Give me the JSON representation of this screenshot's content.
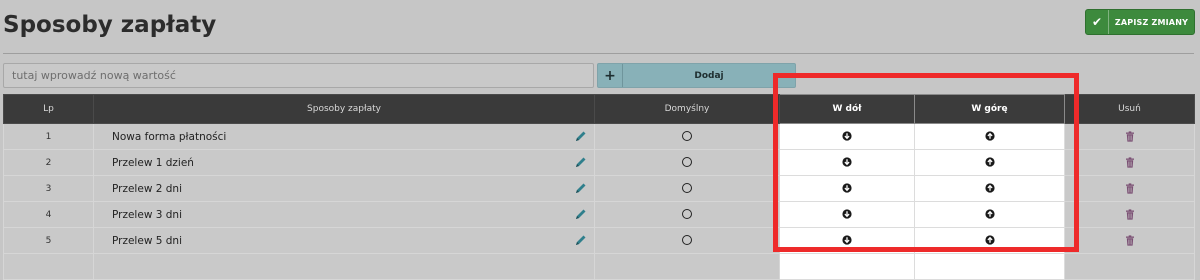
{
  "header": {
    "title": "Sposoby zapłaty",
    "save_label": "ZAPISZ ZMIANY"
  },
  "new_entry": {
    "placeholder": "tutaj wprowadź nową wartość",
    "value": "",
    "add_plus": "+",
    "add_label": "Dodaj"
  },
  "table": {
    "columns": {
      "lp": "Lp",
      "name": "Sposoby zapłaty",
      "default": "Domyślny",
      "down": "W dół",
      "up": "W górę",
      "delete": "Usuń"
    },
    "rows": [
      {
        "lp": "1",
        "name": "Nowa forma płatności"
      },
      {
        "lp": "2",
        "name": "Przelew 1 dzień"
      },
      {
        "lp": "3",
        "name": "Przelew 2 dni"
      },
      {
        "lp": "4",
        "name": "Przelew 3 dni"
      },
      {
        "lp": "5",
        "name": "Przelew 5 dni"
      }
    ]
  },
  "colors": {
    "save_button": "#3d8a3d",
    "add_button": "#88b1b8",
    "header_bg": "#3a3a3a",
    "highlight_border": "#ee2a2a",
    "edit_icon": "#2f7f8c",
    "trash_icon": "#7a4f73"
  },
  "icons": {
    "save": "check-icon",
    "add": "plus-icon",
    "edit": "pencil-icon",
    "default": "radio-circle-icon",
    "down": "arrow-down-circle-icon",
    "up": "arrow-up-circle-icon",
    "delete": "trash-icon"
  }
}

-*-

§ **What this task involves**
Go through the listing above and quote it exactly, apart from its images.

§ **Response to the exercise**
Give me the JSON representation of this screenshot's content.
{
  "header": {
    "title": "Sposoby zapłaty",
    "save_label": "ZAPISZ ZMIANY"
  },
  "new_entry": {
    "placeholder": "tutaj wprowadź nową wartość",
    "value": "",
    "add_plus": "+",
    "add_label": "Dodaj"
  },
  "table": {
    "columns": {
      "lp": "Lp",
      "name": "Sposoby zapłaty",
      "default": "Domyślny",
      "down": "W dół",
      "up": "W górę",
      "delete": "Usuń"
    },
    "rows": [
      {
        "lp": "1",
        "name": "Nowa forma płatności"
      },
      {
        "lp": "2",
        "name": "Przelew 1 dzień"
      },
      {
        "lp": "3",
        "name": "Przelew 2 dni"
      },
      {
        "lp": "4",
        "name": "Przelew 3 dni"
      },
      {
        "lp": "5",
        "name": "Przelew 5 dni"
      }
    ]
  },
  "colors": {
    "save_button": "#3d8a3d",
    "add_button": "#88b1b8",
    "header_bg": "#3a3a3a",
    "highlight_border": "#ee2a2a",
    "edit_icon": "#2f7f8c",
    "trash_icon": "#7a4f73"
  },
  "icons": {
    "save": "check-icon",
    "add": "plus-icon",
    "edit": "pencil-icon",
    "default": "radio-circle-icon",
    "down": "arrow-down-circle-icon",
    "up": "arrow-up-circle-icon",
    "delete": "trash-icon"
  }
}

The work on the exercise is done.